> ENTRIES SUPPLIED
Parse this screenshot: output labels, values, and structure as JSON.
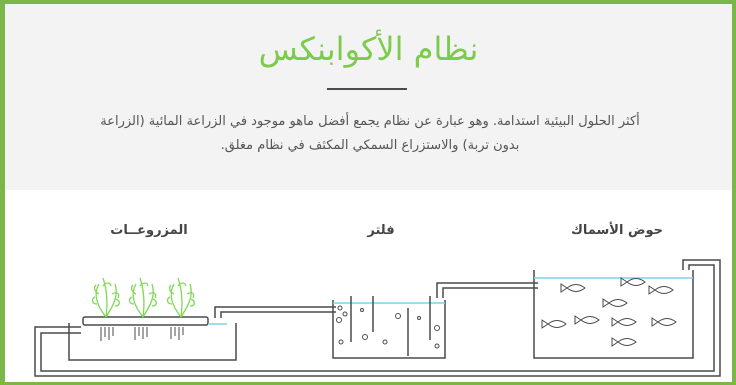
{
  "title": "نظام الأكوابنكس",
  "intro": "أكثر الحلول البيئية استدامة. وهو عبارة عن نظام يجمع أفضل ماهو موجود في الزراعة المائية (الزراعة بدون تربة) والاستزراع السمكي المكثف في نظام مغلق.",
  "diagram": {
    "labels": {
      "fish_tank": "حوض الأسماك",
      "filter": "فلتر",
      "plants": "المزروعــات"
    }
  },
  "colors": {
    "accent_green": "#7ab648",
    "title_green": "#7ccb4d",
    "water_line": "#7fd3e6",
    "plant_green": "#7ed957",
    "outline": "#4a4a4a"
  }
}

> AIM
Repeat the data in full and exactly. Omit pictures.

> SOLUTION TO THE EXERCISE
Parse this screenshot: output labels, values, and structure as JSON.
{
  "title": "نظام الأكوابنكس",
  "intro": "أكثر الحلول البيئية استدامة. وهو عبارة عن نظام يجمع أفضل ماهو موجود في الزراعة المائية (الزراعة بدون تربة) والاستزراع السمكي المكثف في نظام مغلق.",
  "diagram": {
    "labels": {
      "fish_tank": "حوض الأسماك",
      "filter": "فلتر",
      "plants": "المزروعــات"
    }
  },
  "colors": {
    "accent_green": "#7ab648",
    "title_green": "#7ccb4d",
    "water_line": "#7fd3e6",
    "plant_green": "#7ed957",
    "outline": "#4a4a4a"
  }
}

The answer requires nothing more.